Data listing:

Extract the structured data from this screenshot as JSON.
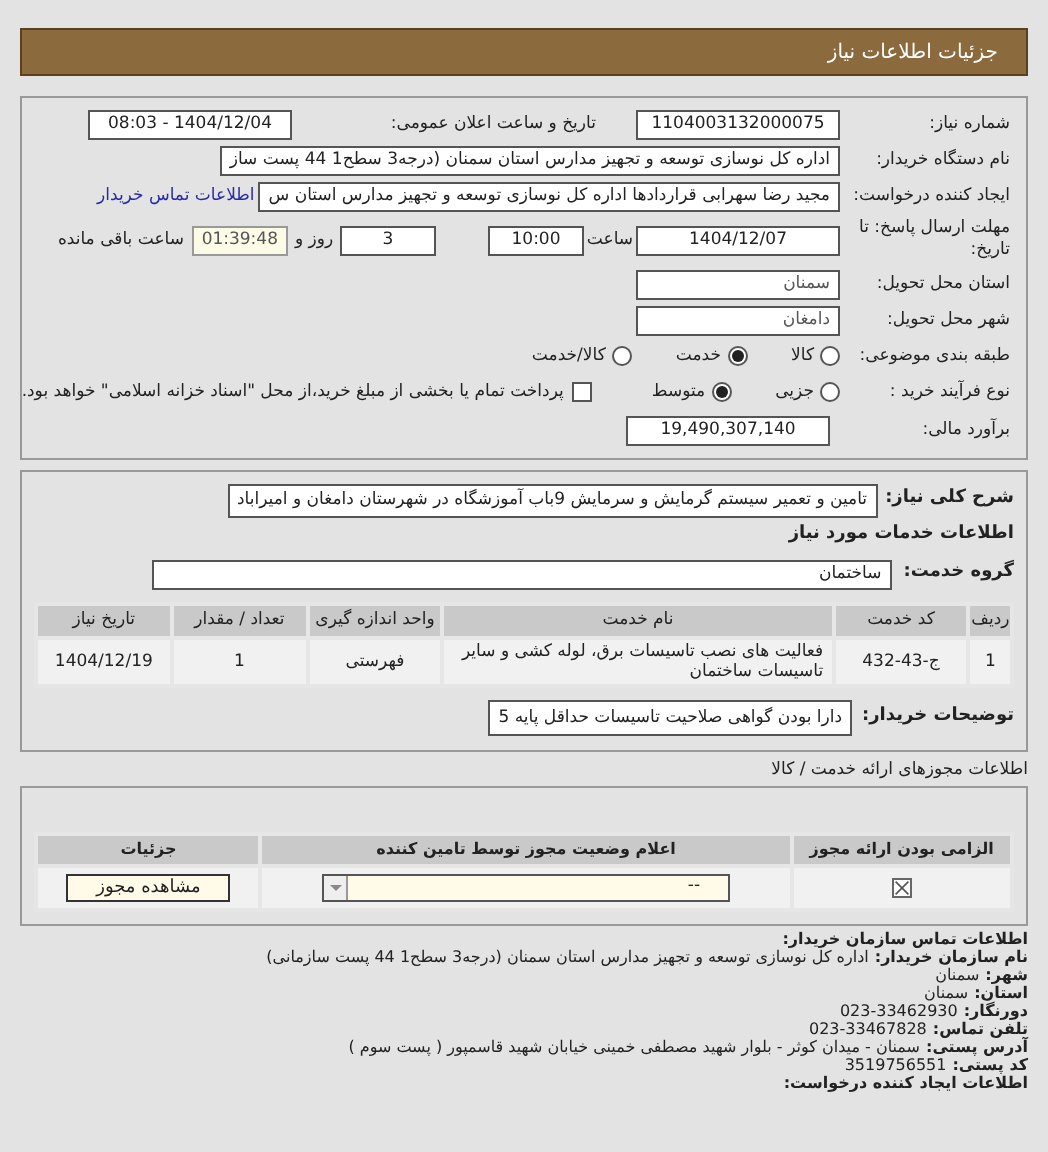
{
  "header": {
    "title": "جزئیات اطلاعات نیاز"
  },
  "summary": {
    "need_number": {
      "label": "شماره نیاز:",
      "value": "1104003132000075"
    },
    "announce": {
      "label": "تاریخ و ساعت اعلان عمومی:",
      "value": "1404/12/04 - 08:03"
    },
    "buyer": {
      "label": "نام دستگاه خریدار:",
      "value": "اداره کل نوسازی   توسعه و تجهیز مدارس استان سمنان (درجه3  سطح1  44 پست ساز"
    },
    "creator": {
      "label": "ایجاد کننده درخواست:",
      "value": "مجید رضا سهرابی قراردادها اداره کل نوسازی   توسعه و تجهیز مدارس استان س",
      "link": "اطلاعات تماس خریدار"
    },
    "deadline": {
      "label": "مهلت ارسال پاسخ: تا تاریخ:",
      "date": "1404/12/07",
      "time_label": "ساعت",
      "time": "10:00",
      "days": "3",
      "days_label": "روز و",
      "remaining": "01:39:48",
      "remaining_label": "ساعت باقی مانده"
    },
    "province": {
      "label": "استان محل تحویل:",
      "value": "سمنان"
    },
    "city": {
      "label": "شهر محل تحویل:",
      "value": "دامغان"
    },
    "category": {
      "label": "طبقه بندی موضوعی:",
      "options": [
        {
          "label": "کالا",
          "selected": false
        },
        {
          "label": "خدمت",
          "selected": true
        },
        {
          "label": "کالا/خدمت",
          "selected": false
        }
      ]
    },
    "purchase_type": {
      "label": "نوع فرآیند خرید :",
      "options": [
        {
          "label": "جزیی",
          "selected": false
        },
        {
          "label": "متوسط",
          "selected": true
        }
      ],
      "treasury": {
        "checked": false,
        "text": "پرداخت تمام یا بخشی از مبلغ خرید،از محل \"اسناد خزانه اسلامی\" خواهد بود."
      }
    },
    "budget": {
      "label": "برآورد مالی:",
      "value": "19,490,307,140"
    }
  },
  "needs": {
    "description": {
      "label": "شرح کلی نیاز:",
      "value": "تامین و تعمیر سیستم گرمایش و سرمایش 9باب آموزشگاه در شهرستان دامغان و امیراباد"
    },
    "services_title": "اطلاعات خدمات مورد نیاز",
    "service_group": {
      "label": "گروه خدمت:",
      "value": "ساختمان"
    },
    "table": {
      "columns": [
        "ردیف",
        "کد خدمت",
        "نام خدمت",
        "واحد اندازه گیری",
        "تعداد / مقدار",
        "تاریخ نیاز"
      ],
      "rows": [
        [
          "1",
          "ج-43-432",
          "فعالیت های نصب تاسیسات برق، لوله کشی و سایر تاسیسات ساختمان",
          "فهرستی",
          "1",
          "1404/12/19"
        ]
      ]
    },
    "buyer_notes": {
      "label": "توضیحات خریدار:",
      "value": "دارا بودن گواهی صلاحیت تاسیسات حداقل پایه 5"
    }
  },
  "licenses": {
    "title": "اطلاعات مجوزهای ارائه خدمت / کالا",
    "columns": [
      "الزامی بودن ارائه مجوز",
      "اعلام وضعیت مجوز توسط تامین کننده",
      "جزئیات"
    ],
    "rows": [
      {
        "required": true,
        "status": "--",
        "button": "مشاهده مجوز"
      }
    ]
  },
  "contact": {
    "title": "اطلاعات تماس سازمان خریدار:",
    "lines": [
      {
        "label": "نام سازمان خریدار:",
        "value": "اداره کل نوسازی توسعه و تجهیز مدارس استان سمنان (درجه3 سطح1 44 پست سازمانی)"
      },
      {
        "label": "شهر:",
        "value": "سمنان"
      },
      {
        "label": "استان:",
        "value": "سمنان"
      },
      {
        "label": "دورنگار:",
        "value": "023-33462930"
      },
      {
        "label": "تلفن تماس:",
        "value": "023-33467828"
      },
      {
        "label": "آدرس پستی:",
        "value": "سمنان - میدان کوثر - بلوار شهید مصطفی خمینی خیابان شهید قاسمپور ( پست سوم )"
      },
      {
        "label": "کد پستی:",
        "value": "3519756551"
      }
    ],
    "footer": "اطلاعات ایجاد کننده درخواست:"
  }
}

**OBJECTIVE**
Above are the records; reproduce them exactly and leave out the pictures.

**FINAL ANSWER**
Extract the structured data from this screenshot as JSON.
{
  "header": {
    "title": "جزئیات اطلاعات نیاز"
  },
  "summary": {
    "need_number": {
      "label": "شماره نیاز:",
      "value": "1104003132000075"
    },
    "announce": {
      "label": "تاریخ و ساعت اعلان عمومی:",
      "value": "1404/12/04 - 08:03"
    },
    "buyer": {
      "label": "نام دستگاه خریدار:",
      "value": "اداره کل نوسازی   توسعه و تجهیز مدارس استان سمنان (درجه3  سطح1  44 پست ساز"
    },
    "creator": {
      "label": "ایجاد کننده درخواست:",
      "value": "مجید رضا سهرابی قراردادها اداره کل نوسازی   توسعه و تجهیز مدارس استان س",
      "link": "اطلاعات تماس خریدار"
    },
    "deadline": {
      "label": "مهلت ارسال پاسخ: تا تاریخ:",
      "date": "1404/12/07",
      "time_label": "ساعت",
      "time": "10:00",
      "days": "3",
      "days_label": "روز و",
      "remaining": "01:39:48",
      "remaining_label": "ساعت باقی مانده"
    },
    "province": {
      "label": "استان محل تحویل:",
      "value": "سمنان"
    },
    "city": {
      "label": "شهر محل تحویل:",
      "value": "دامغان"
    },
    "category": {
      "label": "طبقه بندی موضوعی:",
      "options": [
        {
          "label": "کالا",
          "selected": false
        },
        {
          "label": "خدمت",
          "selected": true
        },
        {
          "label": "کالا/خدمت",
          "selected": false
        }
      ]
    },
    "purchase_type": {
      "label": "نوع فرآیند خرید :",
      "options": [
        {
          "label": "جزیی",
          "selected": false
        },
        {
          "label": "متوسط",
          "selected": true
        }
      ],
      "treasury": {
        "checked": false,
        "text": "پرداخت تمام یا بخشی از مبلغ خرید،از محل \"اسناد خزانه اسلامی\" خواهد بود."
      }
    },
    "budget": {
      "label": "برآورد مالی:",
      "value": "19,490,307,140"
    }
  },
  "needs": {
    "description": {
      "label": "شرح کلی نیاز:",
      "value": "تامین و تعمیر سیستم گرمایش و سرمایش 9باب آموزشگاه در شهرستان دامغان و امیراباد"
    },
    "services_title": "اطلاعات خدمات مورد نیاز",
    "service_group": {
      "label": "گروه خدمت:",
      "value": "ساختمان"
    },
    "table": {
      "columns": [
        "ردیف",
        "کد خدمت",
        "نام خدمت",
        "واحد اندازه گیری",
        "تعداد / مقدار",
        "تاریخ نیاز"
      ],
      "rows": [
        [
          "1",
          "ج-43-432",
          "فعالیت های نصب تاسیسات برق، لوله کشی و سایر تاسیسات ساختمان",
          "فهرستی",
          "1",
          "1404/12/19"
        ]
      ]
    },
    "buyer_notes": {
      "label": "توضیحات خریدار:",
      "value": "دارا بودن گواهی صلاحیت تاسیسات حداقل پایه 5"
    }
  },
  "licenses": {
    "title": "اطلاعات مجوزهای ارائه خدمت / کالا",
    "columns": [
      "الزامی بودن ارائه مجوز",
      "اعلام وضعیت مجوز توسط تامین کننده",
      "جزئیات"
    ],
    "rows": [
      {
        "required": true,
        "status": "--",
        "button": "مشاهده مجوز"
      }
    ]
  },
  "contact": {
    "title": "اطلاعات تماس سازمان خریدار:",
    "lines": [
      {
        "label": "نام سازمان خریدار:",
        "value": "اداره کل نوسازی توسعه و تجهیز مدارس استان سمنان (درجه3 سطح1 44 پست سازمانی)"
      },
      {
        "label": "شهر:",
        "value": "سمنان"
      },
      {
        "label": "استان:",
        "value": "سمنان"
      },
      {
        "label": "دورنگار:",
        "value": "023-33462930"
      },
      {
        "label": "تلفن تماس:",
        "value": "023-33467828"
      },
      {
        "label": "آدرس پستی:",
        "value": "سمنان - میدان کوثر - بلوار شهید مصطفی خمینی خیابان شهید قاسمپور ( پست سوم )"
      },
      {
        "label": "کد پستی:",
        "value": "3519756551"
      }
    ],
    "footer": "اطلاعات ایجاد کننده درخواست:"
  }
}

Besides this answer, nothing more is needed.